→ Extracted text:
────
TO THE UNIT HOLDERS IN THE ASPIRING FUND FOR THE MONTH ENDED 30th APRIL 2009
| | Aspiring Fund | | NZX50 | | ASX ALL ORDS (NZ$) |
Month April 2009 | | +6.7% | | +5.8% | | +12.6% |
| Quarter to date | | +6.7% |
| +5.8% |
| +12.6% |
Financial YTD (from 1/04/09) | | +6.7% | | +5.8% | | +12.6% |
Annualised Since PIE (1/10/07) | | -2.23% | | -24.4% |
| -22.4% |
The Unit Price as at 1st May 2009 was 1.150.
The performance for the month of April was +6.7% after all expenses.
Our asset allocation at the end of the month was approximately:
| New Zealand equities | 26.4% |
| Australian equities | 20.0% |
| Hybrid Debt | 30.3% |
| Cash | 23.3% |
PERFORMANCE
The Aspiring Fund returned 6.7% in the month of April. There were several contributing factors to this relatively robust performance, the most notable of which were;
the decline in the New Zealand dollar against its Australian counterpart which boosted the value of the A$ securities in the Fund’s portfolio
a very strong performance from our portfolio of hybrid debt securities
a steady stream of opportunities to participate in new capital raisings at significant discounts on both sides of the Tasman
the general strength in equity markets.
The most notable offset to this was our relatively high cash weighting.
While the performance for the month is satisfactory for unit holders we would still encourage them to focus on the longer term returns which have been better with less volatility than either of the indices of the markets we regard as our natural habitat.
Globally, share markets were very strong in April, continuing on the trend seen in March. The US market as measured by the S&P 500 was up 9.4%. London was up 8.1%, Japan 8.9%, France 12.6%, Hong Kong 14.3% and Germany 16.8%.
The volatility of the New Zealand market remains muted compared with that of overseas exchanges. Although we have significantly underperformed major global markets over the past two months New Zealand's -24% return over the past year compares favourably with the USA's -37%, Japan's -36%, Australia’s -30%, England’s -30% etc.
Returns for the New Zealand market in April were heavily influenced by strong gains by Telecom and Fletcher Building and the 51.8% rise in Lion Nathan's share price as a result of the Kirin takeover bid. Collectively, these three stocks accounted for 86% of the New Zealand market’s 5.8% return for the month.
We owned some Fletcher Building, but as we have noted previously Telecom is a rare sight in our portfolio for valid long-term reasons and we have never owned Lion Nathan.
────
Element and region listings

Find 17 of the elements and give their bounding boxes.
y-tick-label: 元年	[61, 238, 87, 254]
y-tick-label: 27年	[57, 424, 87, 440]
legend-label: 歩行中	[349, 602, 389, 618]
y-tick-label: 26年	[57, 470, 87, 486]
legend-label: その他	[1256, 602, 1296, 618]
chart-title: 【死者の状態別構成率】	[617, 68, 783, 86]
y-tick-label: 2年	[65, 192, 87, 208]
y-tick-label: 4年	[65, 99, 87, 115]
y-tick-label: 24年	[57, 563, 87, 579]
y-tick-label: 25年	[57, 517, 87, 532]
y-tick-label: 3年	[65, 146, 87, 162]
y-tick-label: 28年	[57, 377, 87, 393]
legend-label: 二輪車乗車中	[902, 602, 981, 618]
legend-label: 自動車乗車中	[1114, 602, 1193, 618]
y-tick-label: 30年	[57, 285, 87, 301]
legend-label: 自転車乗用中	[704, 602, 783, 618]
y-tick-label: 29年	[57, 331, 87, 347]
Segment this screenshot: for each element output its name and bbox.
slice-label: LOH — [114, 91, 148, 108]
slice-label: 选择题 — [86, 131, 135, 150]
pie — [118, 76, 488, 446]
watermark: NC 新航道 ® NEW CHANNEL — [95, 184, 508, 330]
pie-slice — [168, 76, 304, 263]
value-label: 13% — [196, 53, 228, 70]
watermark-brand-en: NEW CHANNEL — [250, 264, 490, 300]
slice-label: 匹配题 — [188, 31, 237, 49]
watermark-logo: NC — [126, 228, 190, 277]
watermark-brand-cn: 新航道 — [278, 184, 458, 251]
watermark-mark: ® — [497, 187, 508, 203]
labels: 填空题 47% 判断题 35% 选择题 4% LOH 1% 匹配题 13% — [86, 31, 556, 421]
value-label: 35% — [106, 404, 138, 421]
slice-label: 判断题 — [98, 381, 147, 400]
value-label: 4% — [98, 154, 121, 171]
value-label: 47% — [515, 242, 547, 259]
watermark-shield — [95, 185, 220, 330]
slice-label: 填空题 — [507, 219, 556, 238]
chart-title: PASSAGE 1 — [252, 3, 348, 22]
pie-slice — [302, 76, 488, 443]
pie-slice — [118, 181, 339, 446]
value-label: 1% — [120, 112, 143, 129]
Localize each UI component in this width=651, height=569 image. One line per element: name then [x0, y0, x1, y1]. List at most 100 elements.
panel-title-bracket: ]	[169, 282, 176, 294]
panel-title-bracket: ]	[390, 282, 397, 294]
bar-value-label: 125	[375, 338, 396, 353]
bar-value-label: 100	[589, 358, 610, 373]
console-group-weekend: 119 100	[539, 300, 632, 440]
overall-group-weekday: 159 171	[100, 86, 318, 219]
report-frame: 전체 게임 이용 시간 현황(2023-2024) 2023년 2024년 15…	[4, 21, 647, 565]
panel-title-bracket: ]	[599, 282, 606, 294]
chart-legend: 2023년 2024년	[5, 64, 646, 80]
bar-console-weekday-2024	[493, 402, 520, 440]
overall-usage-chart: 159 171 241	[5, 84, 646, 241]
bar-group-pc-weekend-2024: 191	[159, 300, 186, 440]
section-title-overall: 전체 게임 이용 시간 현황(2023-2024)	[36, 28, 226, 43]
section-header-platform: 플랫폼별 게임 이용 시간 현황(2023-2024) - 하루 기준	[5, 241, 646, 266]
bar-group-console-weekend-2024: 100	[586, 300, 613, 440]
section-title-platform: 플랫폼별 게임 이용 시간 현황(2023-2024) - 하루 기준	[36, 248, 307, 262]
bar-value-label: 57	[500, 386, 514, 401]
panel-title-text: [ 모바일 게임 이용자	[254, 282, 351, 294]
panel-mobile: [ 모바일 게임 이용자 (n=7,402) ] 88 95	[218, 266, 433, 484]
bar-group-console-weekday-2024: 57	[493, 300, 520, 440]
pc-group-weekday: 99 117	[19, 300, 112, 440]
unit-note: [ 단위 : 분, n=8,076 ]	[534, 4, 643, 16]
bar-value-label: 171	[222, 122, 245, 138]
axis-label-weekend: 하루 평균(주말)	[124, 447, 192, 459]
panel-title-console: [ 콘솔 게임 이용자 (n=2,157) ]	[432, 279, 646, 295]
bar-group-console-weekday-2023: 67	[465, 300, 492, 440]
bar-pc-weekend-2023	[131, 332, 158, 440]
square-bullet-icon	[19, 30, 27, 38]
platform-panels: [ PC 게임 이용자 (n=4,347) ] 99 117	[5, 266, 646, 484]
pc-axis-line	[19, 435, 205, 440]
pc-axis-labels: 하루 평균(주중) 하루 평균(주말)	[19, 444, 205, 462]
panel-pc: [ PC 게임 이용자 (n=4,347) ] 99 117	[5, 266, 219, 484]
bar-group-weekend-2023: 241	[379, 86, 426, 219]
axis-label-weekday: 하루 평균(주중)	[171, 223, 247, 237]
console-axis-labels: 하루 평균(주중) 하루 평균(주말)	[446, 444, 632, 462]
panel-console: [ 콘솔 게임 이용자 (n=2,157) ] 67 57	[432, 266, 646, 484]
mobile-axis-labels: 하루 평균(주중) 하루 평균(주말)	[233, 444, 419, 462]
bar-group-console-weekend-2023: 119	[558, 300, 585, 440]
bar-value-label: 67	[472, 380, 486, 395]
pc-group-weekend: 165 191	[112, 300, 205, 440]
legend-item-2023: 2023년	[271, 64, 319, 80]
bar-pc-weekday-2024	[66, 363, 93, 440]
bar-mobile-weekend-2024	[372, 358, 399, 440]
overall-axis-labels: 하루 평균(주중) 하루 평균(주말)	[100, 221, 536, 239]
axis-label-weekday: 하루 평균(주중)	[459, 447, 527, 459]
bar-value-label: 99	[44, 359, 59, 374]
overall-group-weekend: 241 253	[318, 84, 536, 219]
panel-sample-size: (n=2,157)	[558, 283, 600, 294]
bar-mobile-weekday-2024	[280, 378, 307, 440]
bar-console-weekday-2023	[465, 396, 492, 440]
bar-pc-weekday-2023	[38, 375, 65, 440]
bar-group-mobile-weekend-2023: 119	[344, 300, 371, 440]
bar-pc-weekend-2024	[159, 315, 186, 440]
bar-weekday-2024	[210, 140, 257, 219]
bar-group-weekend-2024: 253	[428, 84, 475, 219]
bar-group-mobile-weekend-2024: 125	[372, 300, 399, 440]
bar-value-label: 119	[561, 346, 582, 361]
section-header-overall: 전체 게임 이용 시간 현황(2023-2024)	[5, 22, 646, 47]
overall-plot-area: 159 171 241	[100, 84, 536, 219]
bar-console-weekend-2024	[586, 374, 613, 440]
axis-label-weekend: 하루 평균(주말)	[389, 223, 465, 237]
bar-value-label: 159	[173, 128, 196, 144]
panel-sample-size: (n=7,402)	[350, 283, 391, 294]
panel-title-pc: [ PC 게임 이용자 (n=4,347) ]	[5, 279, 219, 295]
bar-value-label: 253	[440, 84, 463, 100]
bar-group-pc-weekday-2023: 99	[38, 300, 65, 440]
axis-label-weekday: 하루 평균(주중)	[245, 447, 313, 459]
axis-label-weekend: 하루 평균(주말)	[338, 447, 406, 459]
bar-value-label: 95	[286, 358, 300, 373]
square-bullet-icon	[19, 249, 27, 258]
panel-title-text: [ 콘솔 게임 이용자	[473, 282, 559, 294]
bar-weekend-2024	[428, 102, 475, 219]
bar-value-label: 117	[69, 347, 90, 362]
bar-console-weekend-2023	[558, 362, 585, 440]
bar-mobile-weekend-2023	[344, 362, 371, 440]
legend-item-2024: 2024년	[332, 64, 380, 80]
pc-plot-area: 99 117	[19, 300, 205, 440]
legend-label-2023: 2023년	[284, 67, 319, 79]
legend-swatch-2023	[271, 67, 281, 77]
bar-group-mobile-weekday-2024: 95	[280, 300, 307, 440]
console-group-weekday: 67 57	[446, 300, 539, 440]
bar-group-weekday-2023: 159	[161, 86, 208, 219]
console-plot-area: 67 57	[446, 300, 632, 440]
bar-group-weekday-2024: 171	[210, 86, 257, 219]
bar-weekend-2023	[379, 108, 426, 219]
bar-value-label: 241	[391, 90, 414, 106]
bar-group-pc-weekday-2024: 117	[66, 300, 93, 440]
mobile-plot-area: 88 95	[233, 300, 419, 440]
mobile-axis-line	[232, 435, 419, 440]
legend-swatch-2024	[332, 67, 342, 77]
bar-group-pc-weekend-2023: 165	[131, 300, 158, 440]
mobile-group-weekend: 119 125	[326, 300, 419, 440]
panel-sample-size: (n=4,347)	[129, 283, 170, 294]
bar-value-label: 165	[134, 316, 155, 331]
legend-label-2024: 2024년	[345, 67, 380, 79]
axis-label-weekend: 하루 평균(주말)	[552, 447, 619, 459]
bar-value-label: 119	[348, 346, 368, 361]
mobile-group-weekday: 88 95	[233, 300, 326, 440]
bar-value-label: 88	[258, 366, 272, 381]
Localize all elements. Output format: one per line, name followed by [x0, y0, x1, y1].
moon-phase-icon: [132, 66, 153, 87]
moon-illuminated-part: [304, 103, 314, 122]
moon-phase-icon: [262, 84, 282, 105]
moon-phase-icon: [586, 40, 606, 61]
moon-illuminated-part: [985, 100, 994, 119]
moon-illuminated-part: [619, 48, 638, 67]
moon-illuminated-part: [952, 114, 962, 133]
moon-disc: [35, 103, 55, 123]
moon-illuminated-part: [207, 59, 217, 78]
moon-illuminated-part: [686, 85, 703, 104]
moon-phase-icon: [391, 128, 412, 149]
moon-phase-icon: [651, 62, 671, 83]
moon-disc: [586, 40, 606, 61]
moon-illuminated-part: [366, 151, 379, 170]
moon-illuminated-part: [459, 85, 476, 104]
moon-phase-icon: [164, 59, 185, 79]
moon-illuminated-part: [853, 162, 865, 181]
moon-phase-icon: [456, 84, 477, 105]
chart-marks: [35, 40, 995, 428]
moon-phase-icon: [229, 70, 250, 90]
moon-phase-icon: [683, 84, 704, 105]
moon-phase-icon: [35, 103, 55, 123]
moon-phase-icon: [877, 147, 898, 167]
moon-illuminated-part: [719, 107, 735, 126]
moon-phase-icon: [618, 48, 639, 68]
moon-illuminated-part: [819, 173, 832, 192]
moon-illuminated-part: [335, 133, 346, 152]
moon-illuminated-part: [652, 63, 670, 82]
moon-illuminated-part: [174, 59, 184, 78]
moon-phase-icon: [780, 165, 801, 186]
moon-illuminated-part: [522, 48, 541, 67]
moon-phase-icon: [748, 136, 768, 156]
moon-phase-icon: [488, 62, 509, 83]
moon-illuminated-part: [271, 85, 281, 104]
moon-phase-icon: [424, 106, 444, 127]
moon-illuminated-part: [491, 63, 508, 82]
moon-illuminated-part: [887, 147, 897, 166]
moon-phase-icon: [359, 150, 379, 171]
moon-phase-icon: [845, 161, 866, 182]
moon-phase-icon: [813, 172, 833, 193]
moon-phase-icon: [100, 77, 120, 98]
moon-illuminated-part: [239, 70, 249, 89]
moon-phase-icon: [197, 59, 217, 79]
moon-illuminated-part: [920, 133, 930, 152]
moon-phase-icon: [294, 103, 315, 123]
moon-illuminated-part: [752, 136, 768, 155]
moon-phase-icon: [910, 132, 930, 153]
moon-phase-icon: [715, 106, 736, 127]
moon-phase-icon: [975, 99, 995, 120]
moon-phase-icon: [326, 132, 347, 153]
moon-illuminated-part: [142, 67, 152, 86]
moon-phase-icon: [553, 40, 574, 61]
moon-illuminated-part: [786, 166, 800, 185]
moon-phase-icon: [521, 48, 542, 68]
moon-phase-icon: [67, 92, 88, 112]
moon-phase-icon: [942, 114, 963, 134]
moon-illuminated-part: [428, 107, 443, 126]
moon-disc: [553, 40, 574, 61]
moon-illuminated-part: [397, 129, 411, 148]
────
→ Exercise instructions:
Could you duplicate the Aspiring Fund update word for word, from "The most notable offset" to "England’s -30% etc."?

→ Answer to the exercise:
The most notable offset to this was our relatively high cash weighting.
While the performance for the month is satisfactory for unit holders we would still encourage them to focus on the longer term returns which have been better with less volatility than either of the indices of the markets we regard as our natural habitat.
Globally, share markets were very strong in April, continuing on the trend seen in March. The US market as measured by the S&P 500 was up 9.4%. London was up 8.1%, Japan 8.9%, France 12.6%, Hong Kong 14.3% and Germany 16.8%.
The volatility of the New Zealand market remains muted compared with that of overseas exchanges. Although we have significantly underperformed major global markets over the past two months New Zealand's -24% return over the past year compares favourably with the USA's -37%, Japan's -36%, Australia’s -30%, England’s -30% etc.